**Element and region data**
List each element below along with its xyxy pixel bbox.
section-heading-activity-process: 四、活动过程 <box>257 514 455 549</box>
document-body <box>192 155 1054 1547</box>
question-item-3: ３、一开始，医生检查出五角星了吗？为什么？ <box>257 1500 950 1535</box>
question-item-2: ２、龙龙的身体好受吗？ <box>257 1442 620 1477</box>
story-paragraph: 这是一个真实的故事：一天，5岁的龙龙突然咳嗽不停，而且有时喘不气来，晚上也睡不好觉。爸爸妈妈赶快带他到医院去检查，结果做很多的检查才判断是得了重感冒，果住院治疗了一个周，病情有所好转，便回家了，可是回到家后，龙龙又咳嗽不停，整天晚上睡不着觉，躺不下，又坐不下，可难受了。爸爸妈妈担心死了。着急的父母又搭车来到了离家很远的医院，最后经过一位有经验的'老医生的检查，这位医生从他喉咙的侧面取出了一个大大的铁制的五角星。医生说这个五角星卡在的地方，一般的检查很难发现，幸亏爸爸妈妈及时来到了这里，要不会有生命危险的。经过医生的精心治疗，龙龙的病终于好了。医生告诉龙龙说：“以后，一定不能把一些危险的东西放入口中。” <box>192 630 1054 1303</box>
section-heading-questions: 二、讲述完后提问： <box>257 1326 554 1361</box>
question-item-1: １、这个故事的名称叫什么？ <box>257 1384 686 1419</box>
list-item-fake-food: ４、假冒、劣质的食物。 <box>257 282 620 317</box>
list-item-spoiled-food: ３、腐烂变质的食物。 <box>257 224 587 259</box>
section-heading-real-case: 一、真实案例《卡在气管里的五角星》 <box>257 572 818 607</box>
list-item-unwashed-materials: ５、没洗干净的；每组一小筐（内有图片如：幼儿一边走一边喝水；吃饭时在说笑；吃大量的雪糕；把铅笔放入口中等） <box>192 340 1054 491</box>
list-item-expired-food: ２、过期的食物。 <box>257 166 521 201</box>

**WRITTEN REQUEST**
Copy the rows above exactly as they appear.

**ANSWER FOR THIS EXERCISE**
List each element below along with its xyxy pixel bbox.
section-heading-activity-process: 四、活动过程 <box>257 514 455 549</box>
document-body <box>192 155 1054 1547</box>
question-item-3: ３、一开始，医生检查出五角星了吗？为什么？ <box>257 1500 950 1535</box>
question-item-2: ２、龙龙的身体好受吗？ <box>257 1442 620 1477</box>
story-paragraph: 这是一个真实的故事：一天，5岁的龙龙突然咳嗽不停，而且有时喘不气来，晚上也睡不好觉。爸爸妈妈赶快带他到医院去检查，结果做很多的检查才判断是得了重感冒，果住院治疗了一个周，病情有所好转，便回家了，可是回到家后，龙龙又咳嗽不停，整天晚上睡不着觉，躺不下，又坐不下，可难受了。爸爸妈妈担心死了。着急的父母又搭车来到了离家很远的医院，最后经过一位有经验的'老医生的检查，这位医生从他喉咙的侧面取出了一个大大的铁制的五角星。医生说这个五角星卡在的地方，一般的检查很难发现，幸亏爸爸妈妈及时来到了这里，要不会有生命危险的。经过医生的精心治疗，龙龙的病终于好了。医生告诉龙龙说：“以后，一定不能把一些危险的东西放入口中。” <box>192 630 1054 1303</box>
section-heading-questions: 二、讲述完后提问： <box>257 1326 554 1361</box>
question-item-1: １、这个故事的名称叫什么？ <box>257 1384 686 1419</box>
list-item-fake-food: ４、假冒、劣质的食物。 <box>257 282 620 317</box>
list-item-spoiled-food: ３、腐烂变质的食物。 <box>257 224 587 259</box>
section-heading-real-case: 一、真实案例《卡在气管里的五角星》 <box>257 572 818 607</box>
list-item-unwashed-materials: ５、没洗干净的；每组一小筐（内有图片如：幼儿一边走一边喝水；吃饭时在说笑；吃大量的雪糕；把铅笔放入口中等） <box>192 340 1054 491</box>
list-item-expired-food: ２、过期的食物。 <box>257 166 521 201</box>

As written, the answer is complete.